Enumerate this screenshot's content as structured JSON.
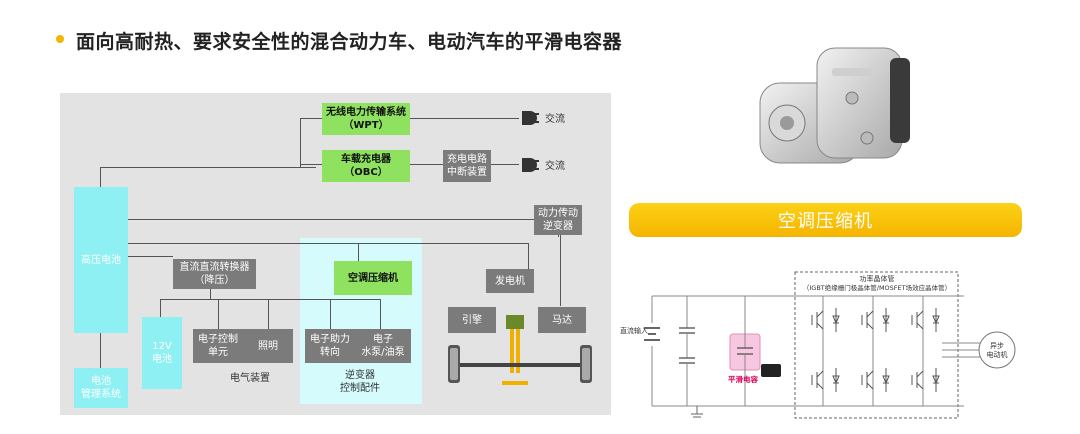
{
  "title": "面向高耐热、要求安全性的混合动力车、电动汽车的平滑电容器",
  "colors": {
    "accent": "#f5b400",
    "green": "#8ee25f",
    "cyan": "#8ff0f3",
    "gray_box": "#7b7b7b",
    "panel": "#e3e3e3"
  },
  "diagram": {
    "wpt": "无线电力传输系统\n（WPT）",
    "obc": "车载充电器\n（OBC）",
    "charge_breaker": "充电电路\n中断装置",
    "ac_top": "交流",
    "ac_mid": "交流",
    "hv_battery": "高压电池",
    "dcdc": "直流直流转换器\n（降压）",
    "ac_compressor": "空调压缩机",
    "motor_inverter": "动力传动\n逆变器",
    "generator": "发电机",
    "engine": "引擎",
    "motor": "马达",
    "battery_12v": "12V\n电池",
    "ecu": "电子控制\n单元",
    "lighting": "照明",
    "eps": "电子助力\n转向",
    "pump": "电子\n水泵/油泵",
    "bms": "电池\n管理系统",
    "electrical_label": "电气装置",
    "inverter_label": "逆变器\n控制配件"
  },
  "compressor_banner": "空调压缩机",
  "circuit": {
    "power_semiconductor": "功率晶体管",
    "igbt_desc": "（IGBT绝缘栅门极晶体管/MOSFET场效应晶体管）",
    "dc_input": "直流输入",
    "smoothing_cap": "平滑电容",
    "async_motor": "异步\n电动机"
  }
}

» EXERCISE DIRECTIONS: Go back to the records above and write them out exactly, without the pictures.

» ANSWER FOR THIS EXERCISE:
Enumerate this screenshot's content as structured JSON.
{
  "title": "面向高耐热、要求安全性的混合动力车、电动汽车的平滑电容器",
  "colors": {
    "accent": "#f5b400",
    "green": "#8ee25f",
    "cyan": "#8ff0f3",
    "gray_box": "#7b7b7b",
    "panel": "#e3e3e3"
  },
  "diagram": {
    "wpt": "无线电力传输系统\n（WPT）",
    "obc": "车载充电器\n（OBC）",
    "charge_breaker": "充电电路\n中断装置",
    "ac_top": "交流",
    "ac_mid": "交流",
    "hv_battery": "高压电池",
    "dcdc": "直流直流转换器\n（降压）",
    "ac_compressor": "空调压缩机",
    "motor_inverter": "动力传动\n逆变器",
    "generator": "发电机",
    "engine": "引擎",
    "motor": "马达",
    "battery_12v": "12V\n电池",
    "ecu": "电子控制\n单元",
    "lighting": "照明",
    "eps": "电子助力\n转向",
    "pump": "电子\n水泵/油泵",
    "bms": "电池\n管理系统",
    "electrical_label": "电气装置",
    "inverter_label": "逆变器\n控制配件"
  },
  "compressor_banner": "空调压缩机",
  "circuit": {
    "power_semiconductor": "功率晶体管",
    "igbt_desc": "（IGBT绝缘栅门极晶体管/MOSFET场效应晶体管）",
    "dc_input": "直流输入",
    "smoothing_cap": "平滑电容",
    "async_motor": "异步\n电动机"
  }
}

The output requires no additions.